Return the lines where the word "JSON" occurs.

+++++

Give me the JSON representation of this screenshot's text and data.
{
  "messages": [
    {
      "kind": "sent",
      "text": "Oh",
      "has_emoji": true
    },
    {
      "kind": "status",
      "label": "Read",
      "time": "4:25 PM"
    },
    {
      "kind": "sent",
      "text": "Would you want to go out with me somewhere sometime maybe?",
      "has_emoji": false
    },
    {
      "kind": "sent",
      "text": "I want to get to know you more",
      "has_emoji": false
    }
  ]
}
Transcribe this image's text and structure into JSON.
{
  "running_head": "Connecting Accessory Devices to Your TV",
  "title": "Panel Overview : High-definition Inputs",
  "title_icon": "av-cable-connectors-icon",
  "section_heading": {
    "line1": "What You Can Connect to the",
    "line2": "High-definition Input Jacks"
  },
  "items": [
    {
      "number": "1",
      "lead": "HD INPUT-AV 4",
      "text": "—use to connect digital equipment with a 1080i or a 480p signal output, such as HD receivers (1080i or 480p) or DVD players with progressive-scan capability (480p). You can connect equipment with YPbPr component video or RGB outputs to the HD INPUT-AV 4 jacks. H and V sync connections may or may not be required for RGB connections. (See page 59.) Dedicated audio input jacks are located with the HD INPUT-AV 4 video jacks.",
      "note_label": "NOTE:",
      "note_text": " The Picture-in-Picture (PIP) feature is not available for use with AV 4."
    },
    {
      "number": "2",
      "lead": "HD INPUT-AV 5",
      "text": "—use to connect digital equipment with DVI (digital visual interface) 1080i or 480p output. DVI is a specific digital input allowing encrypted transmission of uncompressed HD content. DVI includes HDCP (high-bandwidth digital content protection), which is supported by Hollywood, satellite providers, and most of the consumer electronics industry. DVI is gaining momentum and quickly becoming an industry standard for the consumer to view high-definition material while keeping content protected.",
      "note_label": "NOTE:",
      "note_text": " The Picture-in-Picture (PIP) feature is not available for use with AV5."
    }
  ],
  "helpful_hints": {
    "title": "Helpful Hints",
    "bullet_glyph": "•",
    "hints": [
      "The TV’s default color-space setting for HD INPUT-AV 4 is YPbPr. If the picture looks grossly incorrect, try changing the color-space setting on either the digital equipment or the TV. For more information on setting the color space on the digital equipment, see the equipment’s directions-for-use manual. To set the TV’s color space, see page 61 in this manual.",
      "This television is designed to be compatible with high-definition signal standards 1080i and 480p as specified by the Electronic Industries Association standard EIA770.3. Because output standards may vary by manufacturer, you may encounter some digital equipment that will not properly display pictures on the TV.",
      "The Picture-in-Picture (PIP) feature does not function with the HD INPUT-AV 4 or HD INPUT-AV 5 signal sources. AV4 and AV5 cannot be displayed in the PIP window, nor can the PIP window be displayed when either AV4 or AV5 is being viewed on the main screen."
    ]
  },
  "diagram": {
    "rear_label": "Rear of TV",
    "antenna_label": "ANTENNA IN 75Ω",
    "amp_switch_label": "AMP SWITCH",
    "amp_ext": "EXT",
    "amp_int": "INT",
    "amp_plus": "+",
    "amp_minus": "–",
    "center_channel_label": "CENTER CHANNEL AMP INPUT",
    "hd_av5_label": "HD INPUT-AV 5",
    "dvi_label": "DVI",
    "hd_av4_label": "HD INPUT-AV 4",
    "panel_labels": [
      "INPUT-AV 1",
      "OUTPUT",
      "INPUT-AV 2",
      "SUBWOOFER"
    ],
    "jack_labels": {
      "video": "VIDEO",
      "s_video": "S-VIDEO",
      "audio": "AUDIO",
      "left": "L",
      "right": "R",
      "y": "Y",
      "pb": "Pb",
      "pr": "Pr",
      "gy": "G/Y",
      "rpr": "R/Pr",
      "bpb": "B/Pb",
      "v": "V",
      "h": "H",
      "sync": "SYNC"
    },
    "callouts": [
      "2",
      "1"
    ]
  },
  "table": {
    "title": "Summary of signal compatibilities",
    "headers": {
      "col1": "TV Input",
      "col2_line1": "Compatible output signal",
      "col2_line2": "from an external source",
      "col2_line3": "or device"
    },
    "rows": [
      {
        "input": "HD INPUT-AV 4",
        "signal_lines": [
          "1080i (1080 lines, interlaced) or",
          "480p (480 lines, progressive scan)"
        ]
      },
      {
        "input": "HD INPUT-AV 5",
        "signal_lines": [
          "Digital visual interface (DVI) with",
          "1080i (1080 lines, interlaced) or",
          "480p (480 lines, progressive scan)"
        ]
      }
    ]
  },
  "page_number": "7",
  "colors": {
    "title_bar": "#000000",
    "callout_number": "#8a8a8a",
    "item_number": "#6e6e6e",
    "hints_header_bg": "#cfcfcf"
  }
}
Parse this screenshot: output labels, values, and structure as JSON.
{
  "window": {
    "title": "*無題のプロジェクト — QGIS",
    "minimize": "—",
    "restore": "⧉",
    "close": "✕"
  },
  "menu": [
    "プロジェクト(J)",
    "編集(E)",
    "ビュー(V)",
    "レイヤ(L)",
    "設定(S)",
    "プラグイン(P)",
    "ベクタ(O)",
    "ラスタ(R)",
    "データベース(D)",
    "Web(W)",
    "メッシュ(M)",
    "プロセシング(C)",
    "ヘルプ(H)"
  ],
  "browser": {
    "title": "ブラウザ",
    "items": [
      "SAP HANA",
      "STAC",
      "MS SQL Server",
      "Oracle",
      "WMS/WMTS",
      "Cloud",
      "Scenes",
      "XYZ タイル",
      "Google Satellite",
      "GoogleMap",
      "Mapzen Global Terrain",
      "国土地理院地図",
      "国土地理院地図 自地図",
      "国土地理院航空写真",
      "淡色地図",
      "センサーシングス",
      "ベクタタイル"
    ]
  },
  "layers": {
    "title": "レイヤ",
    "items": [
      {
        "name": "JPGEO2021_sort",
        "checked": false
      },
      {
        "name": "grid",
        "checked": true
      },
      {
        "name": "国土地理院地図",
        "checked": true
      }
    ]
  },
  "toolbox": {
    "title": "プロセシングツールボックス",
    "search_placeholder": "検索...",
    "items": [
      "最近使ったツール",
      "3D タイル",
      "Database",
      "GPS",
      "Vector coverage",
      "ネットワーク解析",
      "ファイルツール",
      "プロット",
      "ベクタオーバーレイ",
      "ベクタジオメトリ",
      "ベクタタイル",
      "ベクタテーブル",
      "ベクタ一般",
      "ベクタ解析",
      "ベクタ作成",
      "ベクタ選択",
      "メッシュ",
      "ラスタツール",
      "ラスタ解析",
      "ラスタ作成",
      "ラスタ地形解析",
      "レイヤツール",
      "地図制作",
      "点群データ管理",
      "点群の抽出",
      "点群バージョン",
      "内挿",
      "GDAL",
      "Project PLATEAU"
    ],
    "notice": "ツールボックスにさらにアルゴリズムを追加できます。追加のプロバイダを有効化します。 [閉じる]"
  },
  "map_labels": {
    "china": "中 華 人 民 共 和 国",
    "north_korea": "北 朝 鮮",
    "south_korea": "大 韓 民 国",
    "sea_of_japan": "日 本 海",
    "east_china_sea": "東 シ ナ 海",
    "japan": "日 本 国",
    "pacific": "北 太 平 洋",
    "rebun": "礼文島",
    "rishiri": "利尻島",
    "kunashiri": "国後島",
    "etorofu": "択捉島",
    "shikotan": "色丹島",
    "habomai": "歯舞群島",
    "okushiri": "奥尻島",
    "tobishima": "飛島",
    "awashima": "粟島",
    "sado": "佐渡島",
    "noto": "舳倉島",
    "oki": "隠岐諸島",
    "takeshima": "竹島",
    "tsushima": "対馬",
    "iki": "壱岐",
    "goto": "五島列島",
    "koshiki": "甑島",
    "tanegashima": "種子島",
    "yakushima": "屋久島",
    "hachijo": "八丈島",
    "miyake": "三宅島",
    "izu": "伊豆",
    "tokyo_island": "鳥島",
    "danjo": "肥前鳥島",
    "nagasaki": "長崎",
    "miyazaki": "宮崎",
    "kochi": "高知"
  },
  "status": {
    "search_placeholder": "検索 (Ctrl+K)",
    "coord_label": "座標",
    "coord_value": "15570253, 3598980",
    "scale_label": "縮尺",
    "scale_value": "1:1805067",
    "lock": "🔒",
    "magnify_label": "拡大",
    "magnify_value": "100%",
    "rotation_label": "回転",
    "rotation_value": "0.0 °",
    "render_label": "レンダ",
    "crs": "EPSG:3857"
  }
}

+++++

The reply >>
Give me the JSON representation of this screenshot's text and data.
Transcribe this image's text and structure into JSON.
Parse this screenshot: output labels, values, and structure as JSON.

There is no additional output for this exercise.